(데이터 줄)
——

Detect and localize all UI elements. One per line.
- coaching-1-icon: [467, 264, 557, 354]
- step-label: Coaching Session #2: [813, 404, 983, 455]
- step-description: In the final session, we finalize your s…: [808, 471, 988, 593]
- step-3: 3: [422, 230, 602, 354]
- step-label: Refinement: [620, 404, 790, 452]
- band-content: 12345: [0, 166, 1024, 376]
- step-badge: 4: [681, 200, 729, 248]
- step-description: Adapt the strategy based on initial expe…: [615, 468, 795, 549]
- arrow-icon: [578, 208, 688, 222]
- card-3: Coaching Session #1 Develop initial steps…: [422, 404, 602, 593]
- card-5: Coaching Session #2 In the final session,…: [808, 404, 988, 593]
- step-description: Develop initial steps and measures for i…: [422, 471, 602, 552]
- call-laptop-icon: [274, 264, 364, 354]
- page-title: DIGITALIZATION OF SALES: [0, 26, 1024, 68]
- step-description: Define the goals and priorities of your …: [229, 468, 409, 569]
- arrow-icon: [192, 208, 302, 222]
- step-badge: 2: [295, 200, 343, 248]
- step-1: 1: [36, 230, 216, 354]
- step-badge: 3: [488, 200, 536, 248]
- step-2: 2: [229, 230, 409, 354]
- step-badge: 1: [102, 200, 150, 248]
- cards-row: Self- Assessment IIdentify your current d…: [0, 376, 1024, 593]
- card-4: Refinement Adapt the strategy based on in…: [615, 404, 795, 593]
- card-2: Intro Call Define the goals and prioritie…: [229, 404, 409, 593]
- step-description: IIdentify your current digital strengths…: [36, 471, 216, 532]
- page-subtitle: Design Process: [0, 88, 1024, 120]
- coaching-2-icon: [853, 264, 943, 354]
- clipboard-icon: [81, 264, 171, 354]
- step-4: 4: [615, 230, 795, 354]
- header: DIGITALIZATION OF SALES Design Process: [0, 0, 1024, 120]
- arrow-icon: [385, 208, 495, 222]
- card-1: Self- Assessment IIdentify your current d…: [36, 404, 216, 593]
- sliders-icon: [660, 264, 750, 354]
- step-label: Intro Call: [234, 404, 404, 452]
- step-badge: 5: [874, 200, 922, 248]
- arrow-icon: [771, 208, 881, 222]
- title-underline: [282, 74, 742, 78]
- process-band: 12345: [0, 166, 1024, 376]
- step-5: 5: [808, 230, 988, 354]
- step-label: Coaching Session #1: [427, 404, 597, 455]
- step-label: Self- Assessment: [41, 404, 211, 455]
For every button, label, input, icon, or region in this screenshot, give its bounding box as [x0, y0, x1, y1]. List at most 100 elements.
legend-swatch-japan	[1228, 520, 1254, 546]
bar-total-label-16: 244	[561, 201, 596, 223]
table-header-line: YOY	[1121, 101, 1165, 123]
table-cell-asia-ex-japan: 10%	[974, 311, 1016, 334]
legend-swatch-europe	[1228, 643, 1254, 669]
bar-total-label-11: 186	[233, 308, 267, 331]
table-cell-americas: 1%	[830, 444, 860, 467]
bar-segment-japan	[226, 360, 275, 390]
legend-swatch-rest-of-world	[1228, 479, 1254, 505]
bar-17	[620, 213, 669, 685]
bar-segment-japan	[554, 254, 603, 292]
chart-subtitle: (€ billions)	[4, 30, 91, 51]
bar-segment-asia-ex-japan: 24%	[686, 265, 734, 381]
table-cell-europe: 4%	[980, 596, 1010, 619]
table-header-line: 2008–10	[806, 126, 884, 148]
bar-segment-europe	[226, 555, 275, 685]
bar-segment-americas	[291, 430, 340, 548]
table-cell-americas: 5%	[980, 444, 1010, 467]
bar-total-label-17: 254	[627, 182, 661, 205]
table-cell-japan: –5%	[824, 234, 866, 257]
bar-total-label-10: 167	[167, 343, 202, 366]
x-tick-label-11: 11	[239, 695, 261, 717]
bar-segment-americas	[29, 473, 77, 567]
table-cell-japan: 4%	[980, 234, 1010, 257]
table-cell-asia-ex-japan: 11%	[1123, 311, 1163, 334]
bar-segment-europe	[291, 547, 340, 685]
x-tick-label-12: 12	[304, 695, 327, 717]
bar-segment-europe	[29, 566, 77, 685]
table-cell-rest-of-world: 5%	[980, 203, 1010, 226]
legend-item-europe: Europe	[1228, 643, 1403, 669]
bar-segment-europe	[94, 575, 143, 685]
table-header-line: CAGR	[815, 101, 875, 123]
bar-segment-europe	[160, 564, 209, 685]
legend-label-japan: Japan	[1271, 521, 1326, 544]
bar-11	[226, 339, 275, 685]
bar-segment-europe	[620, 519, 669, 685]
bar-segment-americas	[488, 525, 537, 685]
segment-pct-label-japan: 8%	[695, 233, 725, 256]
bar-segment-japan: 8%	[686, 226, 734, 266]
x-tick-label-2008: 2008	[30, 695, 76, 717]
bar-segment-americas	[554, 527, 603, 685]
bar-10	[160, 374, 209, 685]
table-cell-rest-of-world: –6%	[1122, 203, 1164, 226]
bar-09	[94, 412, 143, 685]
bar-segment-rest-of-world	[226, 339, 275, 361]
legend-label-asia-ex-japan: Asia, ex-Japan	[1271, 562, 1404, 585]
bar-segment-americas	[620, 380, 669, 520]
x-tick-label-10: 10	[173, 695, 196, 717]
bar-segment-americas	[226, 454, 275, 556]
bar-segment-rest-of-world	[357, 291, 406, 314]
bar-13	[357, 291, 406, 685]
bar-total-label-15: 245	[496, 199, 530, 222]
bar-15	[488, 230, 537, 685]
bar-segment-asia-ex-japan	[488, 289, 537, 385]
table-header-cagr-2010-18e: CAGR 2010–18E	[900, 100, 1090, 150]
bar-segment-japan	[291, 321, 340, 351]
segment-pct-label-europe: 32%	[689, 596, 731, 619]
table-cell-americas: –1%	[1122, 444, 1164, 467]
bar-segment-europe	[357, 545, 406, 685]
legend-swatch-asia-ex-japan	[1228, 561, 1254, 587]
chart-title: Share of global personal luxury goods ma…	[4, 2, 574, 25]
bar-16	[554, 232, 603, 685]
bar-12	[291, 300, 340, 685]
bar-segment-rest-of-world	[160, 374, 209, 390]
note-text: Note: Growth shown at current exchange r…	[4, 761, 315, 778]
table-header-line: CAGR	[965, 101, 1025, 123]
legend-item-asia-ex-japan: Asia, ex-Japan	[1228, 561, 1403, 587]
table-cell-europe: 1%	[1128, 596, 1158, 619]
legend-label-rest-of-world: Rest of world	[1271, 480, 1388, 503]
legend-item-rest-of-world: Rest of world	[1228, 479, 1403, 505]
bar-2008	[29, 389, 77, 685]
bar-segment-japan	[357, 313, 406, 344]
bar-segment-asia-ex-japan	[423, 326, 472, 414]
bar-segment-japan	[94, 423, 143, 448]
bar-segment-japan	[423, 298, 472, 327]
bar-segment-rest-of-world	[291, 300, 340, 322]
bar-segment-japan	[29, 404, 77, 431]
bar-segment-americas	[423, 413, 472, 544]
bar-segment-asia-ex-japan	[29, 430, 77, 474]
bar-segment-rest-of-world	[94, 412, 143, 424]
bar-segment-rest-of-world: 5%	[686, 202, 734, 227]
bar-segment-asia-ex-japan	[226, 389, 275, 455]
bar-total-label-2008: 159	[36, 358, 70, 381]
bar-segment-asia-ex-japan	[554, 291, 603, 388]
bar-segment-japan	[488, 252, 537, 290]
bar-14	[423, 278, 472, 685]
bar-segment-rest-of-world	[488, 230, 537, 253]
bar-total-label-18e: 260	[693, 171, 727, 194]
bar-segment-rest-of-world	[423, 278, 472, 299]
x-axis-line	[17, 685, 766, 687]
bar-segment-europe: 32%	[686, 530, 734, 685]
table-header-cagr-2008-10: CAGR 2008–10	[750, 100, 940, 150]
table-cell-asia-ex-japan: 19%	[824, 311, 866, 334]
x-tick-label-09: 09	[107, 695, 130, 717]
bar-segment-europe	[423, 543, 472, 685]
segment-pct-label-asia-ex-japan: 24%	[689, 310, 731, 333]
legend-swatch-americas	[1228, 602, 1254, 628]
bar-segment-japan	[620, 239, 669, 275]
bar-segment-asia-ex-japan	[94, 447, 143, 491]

——

■ 연습 과제
항목의 맨 첫 줄부터 "- step-badge: 3: [488, 200, 536, 248]"가 들어 있는 줄까지, 양 끝 줄을 포함해 하나도 바꾸지 말고 그대로 베껴 쓰세요.

■ 연습 결과
Detect and localize all UI elements. One per line.
- coaching-1-icon: [467, 264, 557, 354]
- step-label: Coaching Session #2: [813, 404, 983, 455]
- step-description: In the final session, we finalize your s…: [808, 471, 988, 593]
- step-3: 3: [422, 230, 602, 354]
- step-label: Refinement: [620, 404, 790, 452]
- band-content: 12345: [0, 166, 1024, 376]
- step-badge: 4: [681, 200, 729, 248]
- step-description: Adapt the strategy based on initial expe…: [615, 468, 795, 549]
- arrow-icon: [578, 208, 688, 222]
- card-3: Coaching Session #1 Develop initial steps…: [422, 404, 602, 593]
- card-5: Coaching Session #2 In the final session,…: [808, 404, 988, 593]
- step-description: Develop initial steps and measures for i…: [422, 471, 602, 552]
- call-laptop-icon: [274, 264, 364, 354]
- page-title: DIGITALIZATION OF SALES: [0, 26, 1024, 68]
- step-description: Define the goals and priorities of your …: [229, 468, 409, 569]
- arrow-icon: [192, 208, 302, 222]
- step-badge: 2: [295, 200, 343, 248]
- step-1: 1: [36, 230, 216, 354]
- step-badge: 3: [488, 200, 536, 248]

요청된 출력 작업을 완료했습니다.